WRITTEN INSTRUCTION: Transcribe the listing in full, excluding any pictures.

** start SUPPLIED DATA **

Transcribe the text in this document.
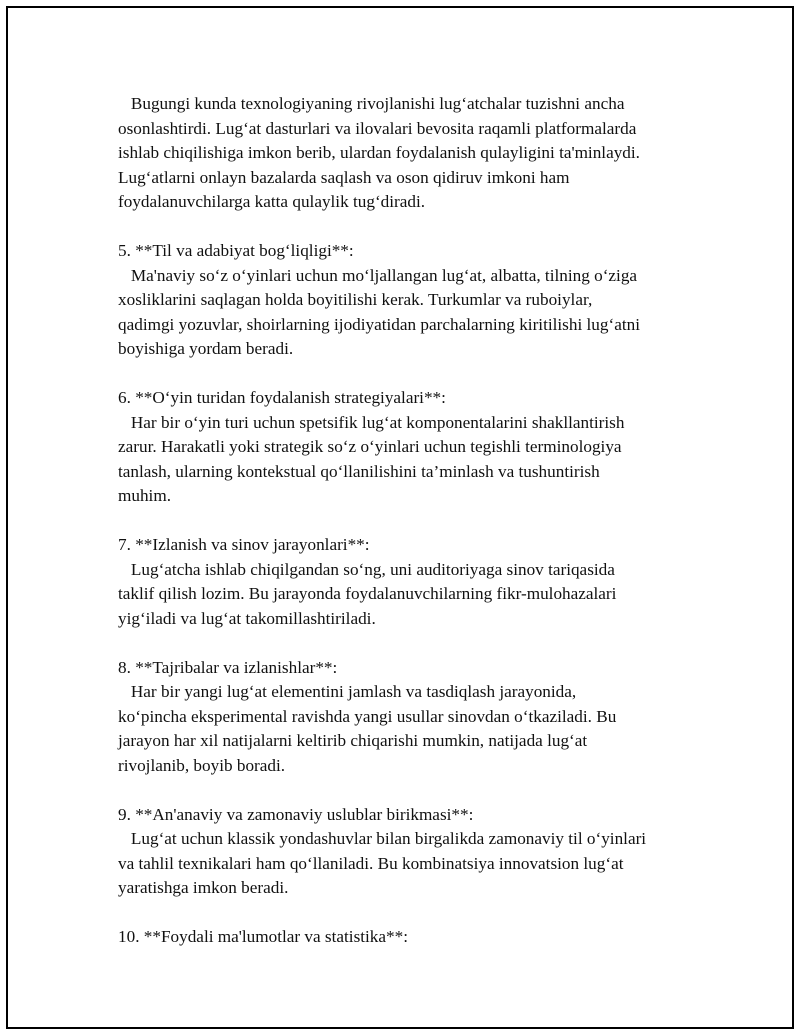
Bugungi kunda texnologiyaning rivojlanishi lug‘atchalar tuzishni ancha

osonlashtirdi. Lug‘at dasturlari va ilovalari bevosita raqamli platformalarda

ishlab chiqilishiga imkon berib, ulardan foydalanish qulayligini ta'minlaydi.

Lug‘atlarni onlayn bazalarda saqlash va oson qidiruv imkoni ham

foydalanuvchilarga katta qulaylik tug‘diradi.

5. **Til va adabiyat bog‘liqligi**:

Ma'naviy so‘z o‘yinlari uchun mo‘ljallangan lug‘at, albatta, tilning o‘ziga

xosliklarini saqlagan holda boyitilishi kerak. Turkumlar va ruboiylar,

qadimgi yozuvlar, shoirlarning ijodiyatidan parchalarning kiritilishi lug‘atni

boyishiga yordam beradi.

6. **O‘yin turidan foydalanish strategiyalari**:

Har bir o‘yin turi uchun spetsifik lug‘at komponentalarini shakllantirish

zarur. Harakatli yoki strategik so‘z o‘yinlari uchun tegishli terminologiya

tanlash, ularning kontekstual qo‘llanilishini ta’minlash va tushuntirish

muhim.

7. **Izlanish va sinov jarayonlari**:

Lug‘atcha ishlab chiqilgandan so‘ng, uni auditoriyaga sinov tariqasida

taklif qilish lozim. Bu jarayonda foydalanuvchilarning fikr-mulohazalari

yig‘iladi va lug‘at takomillashtiriladi.

8. **Tajribalar va izlanishlar**:

Har bir yangi lug‘at elementini jamlash va tasdiqlash jarayonida,

ko‘pincha eksperimental ravishda yangi usullar sinovdan o‘tkaziladi. Bu

jarayon har xil natijalarni keltirib chiqarishi mumkin, natijada lug‘at

rivojlanib, boyib boradi.

9. **An'anaviy va zamonaviy uslublar birikmasi**:

Lug‘at uchun klassik yondashuvlar bilan birgalikda zamonaviy til o‘yinlari

va tahlil texnikalari ham qo‘llaniladi. Bu kombinatsiya innovatsion lug‘at

yaratishga imkon beradi.

10. **Foydali ma'lumotlar va statistika**:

** end SUPPLIED DATA **

OUTPUT:
Transcribe the text in this document.
Bugungi kunda texnologiyaning rivojlanishi lug‘atchalar tuzishni ancha

osonlashtirdi. Lug‘at dasturlari va ilovalari bevosita raqamli platformalarda

ishlab chiqilishiga imkon berib, ulardan foydalanish qulayligini ta'minlaydi.

Lug‘atlarni onlayn bazalarda saqlash va oson qidiruv imkoni ham

foydalanuvchilarga katta qulaylik tug‘diradi.

5. **Til va adabiyat bog‘liqligi**:

Ma'naviy so‘z o‘yinlari uchun mo‘ljallangan lug‘at, albatta, tilning o‘ziga

xosliklarini saqlagan holda boyitilishi kerak. Turkumlar va ruboiylar,

qadimgi yozuvlar, shoirlarning ijodiyatidan parchalarning kiritilishi lug‘atni

boyishiga yordam beradi.

6. **O‘yin turidan foydalanish strategiyalari**:

Har bir o‘yin turi uchun spetsifik lug‘at komponentalarini shakllantirish

zarur. Harakatli yoki strategik so‘z o‘yinlari uchun tegishli terminologiya

tanlash, ularning kontekstual qo‘llanilishini ta’minlash va tushuntirish

muhim.

7. **Izlanish va sinov jarayonlari**:

Lug‘atcha ishlab chiqilgandan so‘ng, uni auditoriyaga sinov tariqasida

taklif qilish lozim. Bu jarayonda foydalanuvchilarning fikr-mulohazalari

yig‘iladi va lug‘at takomillashtiriladi.

8. **Tajribalar va izlanishlar**:

Har bir yangi lug‘at elementini jamlash va tasdiqlash jarayonida,

ko‘pincha eksperimental ravishda yangi usullar sinovdan o‘tkaziladi. Bu

jarayon har xil natijalarni keltirib chiqarishi mumkin, natijada lug‘at

rivojlanib, boyib boradi.

9. **An'anaviy va zamonaviy uslublar birikmasi**:

Lug‘at uchun klassik yondashuvlar bilan birgalikda zamonaviy til o‘yinlari

va tahlil texnikalari ham qo‘llaniladi. Bu kombinatsiya innovatsion lug‘at

yaratishga imkon beradi.

10. **Foydali ma'lumotlar va statistika**:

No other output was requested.